- **TASK**
Give the number of lines holding the string "median" and nothing more.
━━━━━━━━━━
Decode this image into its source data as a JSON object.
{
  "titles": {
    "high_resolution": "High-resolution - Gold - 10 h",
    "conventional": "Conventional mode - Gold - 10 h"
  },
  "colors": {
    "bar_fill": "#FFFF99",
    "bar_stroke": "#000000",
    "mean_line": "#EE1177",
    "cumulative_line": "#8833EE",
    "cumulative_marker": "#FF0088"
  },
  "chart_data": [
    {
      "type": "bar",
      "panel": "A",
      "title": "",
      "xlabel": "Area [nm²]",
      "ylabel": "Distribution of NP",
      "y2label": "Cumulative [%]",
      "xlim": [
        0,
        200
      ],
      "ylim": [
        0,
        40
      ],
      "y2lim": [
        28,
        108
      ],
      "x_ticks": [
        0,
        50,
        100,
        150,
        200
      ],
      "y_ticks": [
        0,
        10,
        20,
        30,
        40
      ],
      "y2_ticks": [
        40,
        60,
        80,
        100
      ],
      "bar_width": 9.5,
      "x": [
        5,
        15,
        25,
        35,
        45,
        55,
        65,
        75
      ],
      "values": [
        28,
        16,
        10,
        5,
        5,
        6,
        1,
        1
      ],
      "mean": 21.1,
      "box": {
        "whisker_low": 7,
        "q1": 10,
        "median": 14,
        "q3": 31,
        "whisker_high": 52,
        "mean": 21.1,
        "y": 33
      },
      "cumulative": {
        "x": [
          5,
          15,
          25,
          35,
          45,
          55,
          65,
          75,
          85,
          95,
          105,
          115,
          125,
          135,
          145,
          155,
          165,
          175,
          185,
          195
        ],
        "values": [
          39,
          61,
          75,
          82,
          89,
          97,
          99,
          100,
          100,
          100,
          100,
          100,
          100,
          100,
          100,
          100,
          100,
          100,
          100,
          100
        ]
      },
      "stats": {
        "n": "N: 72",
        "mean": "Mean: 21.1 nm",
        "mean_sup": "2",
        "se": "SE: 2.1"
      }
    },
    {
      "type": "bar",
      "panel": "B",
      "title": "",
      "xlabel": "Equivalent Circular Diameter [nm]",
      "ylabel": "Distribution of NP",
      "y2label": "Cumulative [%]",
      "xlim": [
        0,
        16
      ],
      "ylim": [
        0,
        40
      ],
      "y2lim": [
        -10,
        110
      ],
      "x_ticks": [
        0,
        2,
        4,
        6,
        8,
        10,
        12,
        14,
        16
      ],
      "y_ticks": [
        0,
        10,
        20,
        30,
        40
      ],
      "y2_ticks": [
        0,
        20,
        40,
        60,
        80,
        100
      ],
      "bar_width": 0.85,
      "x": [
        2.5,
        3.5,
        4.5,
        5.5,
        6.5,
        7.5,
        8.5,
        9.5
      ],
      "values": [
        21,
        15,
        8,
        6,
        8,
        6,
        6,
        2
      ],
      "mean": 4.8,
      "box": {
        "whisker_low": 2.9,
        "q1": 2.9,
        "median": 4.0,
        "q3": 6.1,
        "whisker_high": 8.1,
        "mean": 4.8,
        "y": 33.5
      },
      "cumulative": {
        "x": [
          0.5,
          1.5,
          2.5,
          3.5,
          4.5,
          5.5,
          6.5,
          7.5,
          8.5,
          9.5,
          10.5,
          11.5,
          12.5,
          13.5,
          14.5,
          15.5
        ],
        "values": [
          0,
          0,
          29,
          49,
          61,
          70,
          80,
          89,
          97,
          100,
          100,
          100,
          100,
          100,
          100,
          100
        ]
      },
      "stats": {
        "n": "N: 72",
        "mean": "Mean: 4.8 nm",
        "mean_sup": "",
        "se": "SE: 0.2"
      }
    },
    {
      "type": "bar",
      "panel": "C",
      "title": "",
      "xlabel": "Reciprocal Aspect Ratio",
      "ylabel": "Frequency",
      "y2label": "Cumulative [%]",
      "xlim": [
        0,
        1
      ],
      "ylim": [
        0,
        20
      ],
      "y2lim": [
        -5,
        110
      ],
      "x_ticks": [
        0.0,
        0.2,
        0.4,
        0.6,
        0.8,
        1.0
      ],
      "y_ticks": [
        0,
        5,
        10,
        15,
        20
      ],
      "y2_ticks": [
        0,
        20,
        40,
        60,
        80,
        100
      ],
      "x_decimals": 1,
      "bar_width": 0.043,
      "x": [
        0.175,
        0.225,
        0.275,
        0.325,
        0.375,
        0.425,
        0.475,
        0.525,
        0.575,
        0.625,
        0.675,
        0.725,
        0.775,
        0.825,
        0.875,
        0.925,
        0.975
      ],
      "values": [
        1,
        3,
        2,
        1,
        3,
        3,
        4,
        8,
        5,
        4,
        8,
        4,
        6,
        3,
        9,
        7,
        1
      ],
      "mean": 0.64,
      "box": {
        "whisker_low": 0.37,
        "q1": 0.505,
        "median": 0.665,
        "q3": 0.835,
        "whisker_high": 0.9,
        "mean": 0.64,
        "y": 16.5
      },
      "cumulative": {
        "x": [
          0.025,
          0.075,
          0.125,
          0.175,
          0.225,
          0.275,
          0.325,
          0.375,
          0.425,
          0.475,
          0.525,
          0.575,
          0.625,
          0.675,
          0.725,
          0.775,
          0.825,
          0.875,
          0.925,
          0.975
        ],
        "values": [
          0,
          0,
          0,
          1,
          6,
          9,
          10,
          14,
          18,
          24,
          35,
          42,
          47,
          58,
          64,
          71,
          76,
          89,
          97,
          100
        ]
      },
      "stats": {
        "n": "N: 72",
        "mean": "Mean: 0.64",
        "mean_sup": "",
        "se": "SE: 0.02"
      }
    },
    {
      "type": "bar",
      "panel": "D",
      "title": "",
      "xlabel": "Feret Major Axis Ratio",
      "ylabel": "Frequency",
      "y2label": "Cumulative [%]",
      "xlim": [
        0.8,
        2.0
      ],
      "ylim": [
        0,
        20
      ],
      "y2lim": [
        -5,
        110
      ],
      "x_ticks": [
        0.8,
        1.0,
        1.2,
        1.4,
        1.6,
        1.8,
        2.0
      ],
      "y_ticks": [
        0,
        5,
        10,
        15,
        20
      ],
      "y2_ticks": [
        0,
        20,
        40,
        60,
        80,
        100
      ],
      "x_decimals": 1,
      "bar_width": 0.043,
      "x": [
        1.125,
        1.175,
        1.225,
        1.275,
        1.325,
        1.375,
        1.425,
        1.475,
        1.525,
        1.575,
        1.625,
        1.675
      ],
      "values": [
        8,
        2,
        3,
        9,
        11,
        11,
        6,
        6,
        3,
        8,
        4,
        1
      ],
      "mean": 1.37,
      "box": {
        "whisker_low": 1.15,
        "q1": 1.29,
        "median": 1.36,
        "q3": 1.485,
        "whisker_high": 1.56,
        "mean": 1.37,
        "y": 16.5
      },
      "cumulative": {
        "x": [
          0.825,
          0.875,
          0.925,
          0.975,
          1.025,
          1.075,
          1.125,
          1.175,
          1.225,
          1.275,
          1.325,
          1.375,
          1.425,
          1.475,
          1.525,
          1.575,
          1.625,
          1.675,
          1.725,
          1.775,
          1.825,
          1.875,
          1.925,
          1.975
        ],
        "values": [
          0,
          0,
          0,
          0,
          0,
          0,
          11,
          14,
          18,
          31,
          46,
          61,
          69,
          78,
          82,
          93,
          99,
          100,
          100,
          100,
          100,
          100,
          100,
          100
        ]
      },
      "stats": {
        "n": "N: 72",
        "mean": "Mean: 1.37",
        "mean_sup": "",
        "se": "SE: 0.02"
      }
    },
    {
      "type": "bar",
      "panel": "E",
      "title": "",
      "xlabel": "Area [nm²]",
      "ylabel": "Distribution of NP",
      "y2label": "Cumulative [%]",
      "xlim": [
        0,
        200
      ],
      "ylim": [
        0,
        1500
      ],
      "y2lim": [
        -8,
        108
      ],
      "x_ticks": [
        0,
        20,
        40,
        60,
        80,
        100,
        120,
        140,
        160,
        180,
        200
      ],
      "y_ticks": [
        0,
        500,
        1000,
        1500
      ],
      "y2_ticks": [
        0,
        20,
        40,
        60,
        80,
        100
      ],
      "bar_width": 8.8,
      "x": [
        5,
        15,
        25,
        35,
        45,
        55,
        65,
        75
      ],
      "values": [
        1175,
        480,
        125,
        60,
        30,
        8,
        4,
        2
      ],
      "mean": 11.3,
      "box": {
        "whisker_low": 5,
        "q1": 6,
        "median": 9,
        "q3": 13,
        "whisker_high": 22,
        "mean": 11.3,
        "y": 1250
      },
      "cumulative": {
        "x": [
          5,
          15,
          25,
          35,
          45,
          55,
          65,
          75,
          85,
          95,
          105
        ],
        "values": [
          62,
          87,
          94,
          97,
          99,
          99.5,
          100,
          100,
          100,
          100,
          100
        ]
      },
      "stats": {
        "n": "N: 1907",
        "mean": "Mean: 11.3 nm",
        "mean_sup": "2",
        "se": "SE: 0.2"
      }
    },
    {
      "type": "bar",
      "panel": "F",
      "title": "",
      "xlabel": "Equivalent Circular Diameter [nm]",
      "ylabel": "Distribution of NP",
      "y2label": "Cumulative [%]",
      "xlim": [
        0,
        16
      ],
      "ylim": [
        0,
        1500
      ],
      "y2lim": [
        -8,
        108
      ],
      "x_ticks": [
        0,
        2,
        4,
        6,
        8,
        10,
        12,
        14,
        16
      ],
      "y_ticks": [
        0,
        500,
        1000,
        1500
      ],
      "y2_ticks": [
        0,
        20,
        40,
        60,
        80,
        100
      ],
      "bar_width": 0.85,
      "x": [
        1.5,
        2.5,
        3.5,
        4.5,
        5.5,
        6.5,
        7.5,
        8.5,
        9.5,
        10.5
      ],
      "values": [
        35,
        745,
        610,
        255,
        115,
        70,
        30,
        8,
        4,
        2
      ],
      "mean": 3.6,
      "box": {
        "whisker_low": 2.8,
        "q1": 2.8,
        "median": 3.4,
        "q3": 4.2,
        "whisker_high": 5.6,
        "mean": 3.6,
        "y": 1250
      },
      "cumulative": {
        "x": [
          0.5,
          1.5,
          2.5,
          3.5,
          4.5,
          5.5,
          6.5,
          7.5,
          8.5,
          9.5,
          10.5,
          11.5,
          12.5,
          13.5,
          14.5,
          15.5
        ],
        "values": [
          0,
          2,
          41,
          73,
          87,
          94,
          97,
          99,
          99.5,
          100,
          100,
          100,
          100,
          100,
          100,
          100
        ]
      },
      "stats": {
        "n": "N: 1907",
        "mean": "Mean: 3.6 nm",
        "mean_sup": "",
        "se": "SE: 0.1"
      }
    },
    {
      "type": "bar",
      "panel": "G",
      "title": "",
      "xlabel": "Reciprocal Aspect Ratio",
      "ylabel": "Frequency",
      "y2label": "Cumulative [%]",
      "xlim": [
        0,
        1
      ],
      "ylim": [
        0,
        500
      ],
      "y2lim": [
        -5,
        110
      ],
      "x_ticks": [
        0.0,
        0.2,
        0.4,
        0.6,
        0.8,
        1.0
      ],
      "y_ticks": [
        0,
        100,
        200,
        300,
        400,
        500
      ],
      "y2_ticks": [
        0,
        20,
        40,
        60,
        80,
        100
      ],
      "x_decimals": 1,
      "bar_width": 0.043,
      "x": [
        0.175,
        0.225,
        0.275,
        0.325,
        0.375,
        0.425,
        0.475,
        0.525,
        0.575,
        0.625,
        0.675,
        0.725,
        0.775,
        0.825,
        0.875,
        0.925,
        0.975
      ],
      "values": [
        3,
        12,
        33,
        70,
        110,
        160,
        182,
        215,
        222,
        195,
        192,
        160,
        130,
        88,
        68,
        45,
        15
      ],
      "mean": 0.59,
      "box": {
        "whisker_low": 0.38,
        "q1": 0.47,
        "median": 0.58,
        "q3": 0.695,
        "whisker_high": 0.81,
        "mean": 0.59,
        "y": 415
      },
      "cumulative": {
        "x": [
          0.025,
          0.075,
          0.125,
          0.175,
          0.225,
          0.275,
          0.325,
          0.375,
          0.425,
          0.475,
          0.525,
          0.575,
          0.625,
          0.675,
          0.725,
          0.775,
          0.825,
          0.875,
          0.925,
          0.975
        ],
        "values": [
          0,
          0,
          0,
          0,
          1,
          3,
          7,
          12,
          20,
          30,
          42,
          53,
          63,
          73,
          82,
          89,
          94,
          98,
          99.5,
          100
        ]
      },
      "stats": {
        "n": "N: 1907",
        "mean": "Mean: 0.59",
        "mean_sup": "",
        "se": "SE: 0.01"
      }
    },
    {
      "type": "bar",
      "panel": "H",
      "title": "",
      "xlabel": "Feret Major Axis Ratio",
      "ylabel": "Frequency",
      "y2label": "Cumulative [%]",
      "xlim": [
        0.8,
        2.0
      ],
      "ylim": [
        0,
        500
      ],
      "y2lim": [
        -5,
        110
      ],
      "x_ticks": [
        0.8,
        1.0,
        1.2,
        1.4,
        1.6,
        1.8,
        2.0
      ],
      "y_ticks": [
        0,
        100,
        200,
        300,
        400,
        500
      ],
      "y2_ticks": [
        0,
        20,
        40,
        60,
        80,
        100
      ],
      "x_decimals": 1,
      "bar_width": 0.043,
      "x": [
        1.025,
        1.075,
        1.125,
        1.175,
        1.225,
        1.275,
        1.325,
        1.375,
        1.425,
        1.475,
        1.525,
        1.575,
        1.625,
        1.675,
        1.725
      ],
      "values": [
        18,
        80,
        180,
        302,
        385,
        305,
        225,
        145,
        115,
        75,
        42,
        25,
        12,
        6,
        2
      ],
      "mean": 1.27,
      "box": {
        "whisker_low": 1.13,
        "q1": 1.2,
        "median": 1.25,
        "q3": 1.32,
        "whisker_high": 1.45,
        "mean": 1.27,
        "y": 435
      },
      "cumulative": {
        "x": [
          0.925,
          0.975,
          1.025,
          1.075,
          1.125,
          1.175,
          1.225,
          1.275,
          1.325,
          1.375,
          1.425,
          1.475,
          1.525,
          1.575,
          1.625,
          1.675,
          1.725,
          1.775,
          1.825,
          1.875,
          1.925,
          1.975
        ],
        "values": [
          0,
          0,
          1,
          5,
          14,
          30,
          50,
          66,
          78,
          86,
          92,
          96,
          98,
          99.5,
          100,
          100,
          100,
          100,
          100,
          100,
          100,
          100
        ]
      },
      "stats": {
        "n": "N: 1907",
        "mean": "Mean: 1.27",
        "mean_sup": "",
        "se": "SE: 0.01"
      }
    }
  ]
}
━━━━━━━━━━
- **EXPECTED OUTPUT**
8